TRAVAIL À FAIRE:
• a. Reproduisez le passage du texte sur le chiffrement homomorphe en commençant à « Les opérations sur » et en terminant à « des données chiffrées. ».
• b. D'après le texte sur le chiffrement homomorphe, en quelle année la première réalisation théorique du FHE est-elle apparue ?

TEXTE FOURNI:
Les entretiens avec les experts en cryptographie ont permis d'explorer les techniques cryptographiques protectrices de la vie privée, couramment désignées sous le terme de « PETs » (privacy-enhancing technologies). Bien que ce domaine ait historiquement été un sujet d'intérêt dans le milieu académique depuis plusieurs décennies, il suscite désormais un certain intérêt au-delà de la sphère de la recherche, portant avec lui de grandes promesses. Dans cet article, nous présentons une synthèse des idées partagées lors de ces entretiens avec O. Blazy, S. Canard, M. Önen, P. Pailler et les experts et expertes de l’ANSSI.

Les opérations sur des données chiffrées

 

Le chiffrement est la principale technique pour assurer la confidentialité des données. Cependant, la nécessité de traiter ces données tout en préservant leur confidentialité pose un défi majeur. Tous les experts auditionnés ont évoqué les perspectives émergentes et les enjeux liés à l'opération sur des données chiffrées.

 

Le chiffrement (totalement) homomorphe (FHE)

 

Le chiffrement homomorphe permet d'effectuer des opérations mathématiques sur des données chiffrées sans connaître les données en clair sous-jacentes. Concrètement, cela signifie que des calculs peuvent être réalisés directement sur les données chiffrées, produisant un résultat chiffré qui, une fois déchiffré, correspond au résultat du calcul comme s’il avait été effectué sur les données en clair.

 

Schéma descriptif du chiffrement homomorphe

Schéma descriptif du chiffrement homomorphe

 

Plus précisément, il existe plusieurs classes de chiffrement homomorphe, selon la complexité des opérations que l’on peut réaliser sur le chiffré :

 

  • Le chiffrement « partiellement homomorphe » ne permet ainsi de réaliser qu’un seul type d’opération, l’addition ou la multiplication. Bien que d’un usage moins général que le chiffrement presque ou totalement homomorphe (voir ci-dessous), il a un grand intérêt du fait de sa plus grande efficacité. Parmi les exemples classiques, on peut citer la recherche confidentielle d’information (PIR, private information retrieval), qui s’apparente à une recherche en ligne sans révéler au moteur de recherche les termes recherchés, qu’il est possible de réaliser avec un chiffrement partiellement homomorphe.

 

  • Le chiffrement « presque homomorphe » (somewhat homomorphic encryption) permet d’effectuer un faible nombre d’opérations avant que le chiffré en résultant ne devienne impossible à déchiffrer.

 

  • Le chiffrement « totalement homomorphe » (fully homomorphic encryption ; FHE) permet de réaliser des opérations arbitraires sur les chiffrés et dispose donc en théorie des applications les plus nombreuses.

 

Imaginé dès la fin des années 1970, une première réalisation théorique du FHE n’est apparue qu’en 2009 grâce aux travaux de Craig Gentry[1]. Le mécanisme proposé par Gentry repose sur les réseaux euclidiens structurés mais est peu efficace en pratique.  Son utilisation a été limitée par une trop grande complexité et des coûts de performance importants par rapport aux calculs en clair. Depuis, avec un regain d’intérêt de l’industrie, le FHE a fait des progrès significatifs en termes de praticité, grâce à des avancées continues dans les domaines de l'algorithmique, de la performance matérielle et de l'optimisation logicielle.

LIGNES:
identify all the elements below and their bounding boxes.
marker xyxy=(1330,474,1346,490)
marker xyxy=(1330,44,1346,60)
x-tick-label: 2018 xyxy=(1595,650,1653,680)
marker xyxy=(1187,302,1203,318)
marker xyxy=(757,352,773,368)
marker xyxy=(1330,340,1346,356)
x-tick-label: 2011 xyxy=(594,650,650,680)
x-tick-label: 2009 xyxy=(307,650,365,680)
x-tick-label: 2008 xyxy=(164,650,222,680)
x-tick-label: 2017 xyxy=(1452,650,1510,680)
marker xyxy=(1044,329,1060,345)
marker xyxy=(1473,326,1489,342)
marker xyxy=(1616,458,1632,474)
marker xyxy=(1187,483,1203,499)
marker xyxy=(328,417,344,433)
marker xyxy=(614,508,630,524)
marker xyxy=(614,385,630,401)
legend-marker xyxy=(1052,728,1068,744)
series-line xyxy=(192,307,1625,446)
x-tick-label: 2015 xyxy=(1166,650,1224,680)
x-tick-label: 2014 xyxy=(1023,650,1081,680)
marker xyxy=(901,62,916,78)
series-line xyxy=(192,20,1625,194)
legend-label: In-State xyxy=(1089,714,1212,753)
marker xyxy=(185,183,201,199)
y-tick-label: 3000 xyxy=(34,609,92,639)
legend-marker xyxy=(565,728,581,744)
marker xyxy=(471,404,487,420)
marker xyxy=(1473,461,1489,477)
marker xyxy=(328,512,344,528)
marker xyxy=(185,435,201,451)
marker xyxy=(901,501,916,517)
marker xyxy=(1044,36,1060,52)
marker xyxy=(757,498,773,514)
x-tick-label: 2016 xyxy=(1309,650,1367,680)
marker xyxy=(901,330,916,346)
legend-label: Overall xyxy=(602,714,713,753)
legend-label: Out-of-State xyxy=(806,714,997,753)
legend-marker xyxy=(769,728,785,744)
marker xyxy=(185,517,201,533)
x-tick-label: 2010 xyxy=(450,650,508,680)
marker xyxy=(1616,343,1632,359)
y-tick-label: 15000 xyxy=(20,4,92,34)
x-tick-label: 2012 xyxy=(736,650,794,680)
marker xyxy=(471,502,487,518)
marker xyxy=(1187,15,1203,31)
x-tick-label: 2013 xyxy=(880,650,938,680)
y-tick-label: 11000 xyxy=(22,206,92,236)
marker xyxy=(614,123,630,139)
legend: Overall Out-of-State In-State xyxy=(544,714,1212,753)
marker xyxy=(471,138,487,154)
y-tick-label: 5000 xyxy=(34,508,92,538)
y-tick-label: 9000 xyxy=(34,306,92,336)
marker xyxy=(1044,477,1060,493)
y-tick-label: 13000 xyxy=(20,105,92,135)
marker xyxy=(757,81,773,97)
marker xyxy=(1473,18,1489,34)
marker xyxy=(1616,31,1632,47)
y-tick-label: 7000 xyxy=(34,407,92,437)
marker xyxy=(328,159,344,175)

RÉPONSES FINALES:
• a.
Les opérations sur des données chiffrées

 

Le chiffrement est la principale technique pour assurer la confidentialité des données. Cependant, la nécessité de traiter ces données tout en préservant leur confidentialité pose un défi majeur. Tous les experts auditionnés ont évoqué les perspectives émergentes et les enjeux liés à l'opération sur des données chiffrées.

• b. En 2009, grâce aux travaux de Craig Gentry.